▶ Excerpt to read
By Luna_the_cat (not verified) on 27 Aug 2007 #permalink

PuckishOne @ #112:

To my knowledge, no mainline denomination has issued any public statements condemning the actions of their extremist believers. Why would it be out of the question for, say, the Presbyterian Church to issue a press release on the order of "No, really, we're a peaceful, inclusive religion and these people most certainly do not speak for us"?

I can't speak for the US, but here in the UK, Muslim groups have been issuing statements like that on a regular basis, and many Protestant/Presbyterian groups have issued statements condemning extremist stances on specific issues like the condemnation of gays or the teaching of creationism in schools. It may simply be that these statements don't get the press time, because they are not as loud and interesting as the extremists.

By Luna_the_cat (not verified) on 27 Aug 2007 #permalink

Luna_the_cat: That is wonderful to hear - it's an excellent start, even if it is on the Other Side of the Pond. As I mentioned before, I do see the media's reluctance to air the moderate views as a major issue; however, if moderates & atheists called their local TV stations to protest the lack of moderate views in the same numbers that fundamentalists do against "liberal" views, we might just see a change.

By PuckishOne (not verified) on 27 Aug 2007 #permalink

To be fair, if his definition of "scientist" is narrower than most others' here, his definition of "science" is closer to something that could also be defined as "rational thought" (YMMV). So one does not need to run around in a lab coat performing experiments 24/7, but one needs to have the same standards of evaluating claims.

▶ Records

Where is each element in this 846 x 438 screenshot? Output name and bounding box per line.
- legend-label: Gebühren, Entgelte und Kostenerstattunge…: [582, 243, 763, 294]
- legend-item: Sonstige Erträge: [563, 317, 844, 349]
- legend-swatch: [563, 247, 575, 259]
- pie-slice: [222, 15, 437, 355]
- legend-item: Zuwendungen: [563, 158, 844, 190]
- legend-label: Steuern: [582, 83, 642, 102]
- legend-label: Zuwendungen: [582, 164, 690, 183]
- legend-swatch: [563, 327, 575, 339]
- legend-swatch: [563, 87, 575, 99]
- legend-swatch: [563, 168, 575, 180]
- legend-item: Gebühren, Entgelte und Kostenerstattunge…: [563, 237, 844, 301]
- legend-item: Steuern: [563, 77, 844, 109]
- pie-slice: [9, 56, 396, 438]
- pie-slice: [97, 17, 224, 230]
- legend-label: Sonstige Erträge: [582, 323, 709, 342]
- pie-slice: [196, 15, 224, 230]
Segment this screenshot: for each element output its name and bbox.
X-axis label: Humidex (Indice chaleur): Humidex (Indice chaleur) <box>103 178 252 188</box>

▶ Problem description
Translate this sentence from the comment thread into Spanish: "To my knowledge, no mainline denomination has issued any public statements condemning the actions of their extremist believers." The entries have no connection to the comment thread and are separate from it.

▶ Task solution
Que yo sepa, ninguna denominación tradicional ha emitido declaraciones públicas que condenen las acciones de sus creyentes extremistas.